• **Problem to solve**
Carry none of the pictures over; set down the material below exactly.

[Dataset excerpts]

..........

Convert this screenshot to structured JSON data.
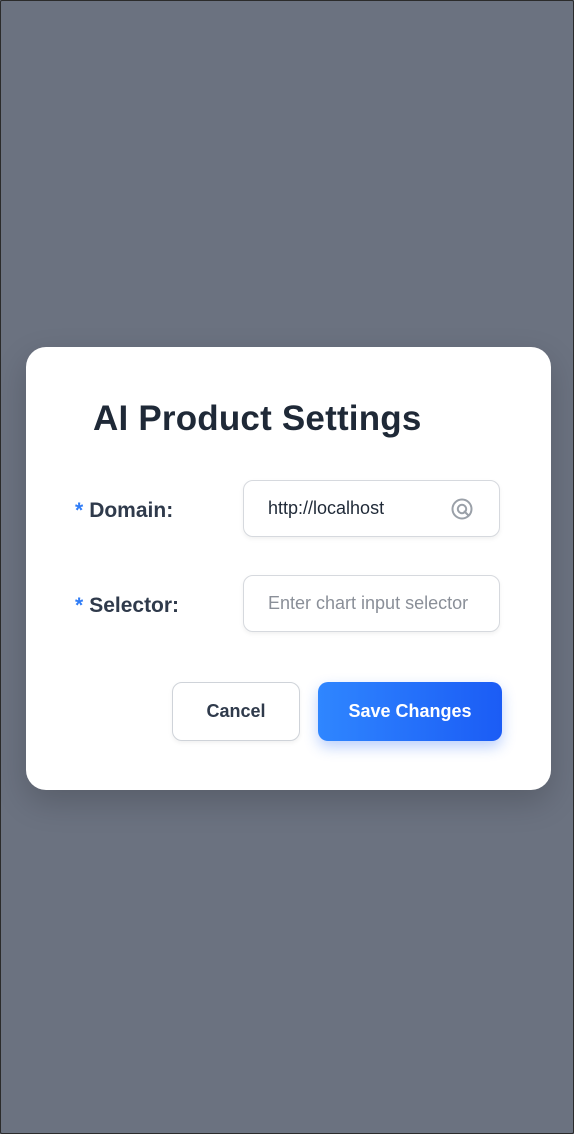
{
  "dialog": {
    "title": "AI Product Settings",
    "required_marker": "*"
  },
  "fields": {
    "domain": {
      "label": "Domain:",
      "value": "http://localhost",
      "icon": "target-icon"
    },
    "selector": {
      "label": "Selector:",
      "value": "",
      "placeholder": "Enter chart input selector"
    }
  },
  "buttons": {
    "cancel_label": "Cancel",
    "save_label": "Save Changes"
  },
  "colors": {
    "overlay": "#6b7280",
    "accent": "#2f7cf6",
    "primary_gradient_start": "#2f86ff",
    "primary_gradient_end": "#1b5cf5",
    "title_text": "#1f2937"
  }
}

..........

• **Result of the exercise**
Convert this screenshot to structured JSON data.
{
  "dialog": {
    "title": "AI Product Settings",
    "required_marker": "*"
  },
  "fields": {
    "domain": {
      "label": "Domain:",
      "value": "http://localhost",
      "icon": "target-icon"
    },
    "selector": {
      "label": "Selector:",
      "value": "",
      "placeholder": "Enter chart input selector"
    }
  },
  "buttons": {
    "cancel_label": "Cancel",
    "save_label": "Save Changes"
  },
  "colors": {
    "overlay": "#6b7280",
    "accent": "#2f7cf6",
    "primary_gradient_start": "#2f86ff",
    "primary_gradient_end": "#1b5cf5",
    "title_text": "#1f2937"
  }
}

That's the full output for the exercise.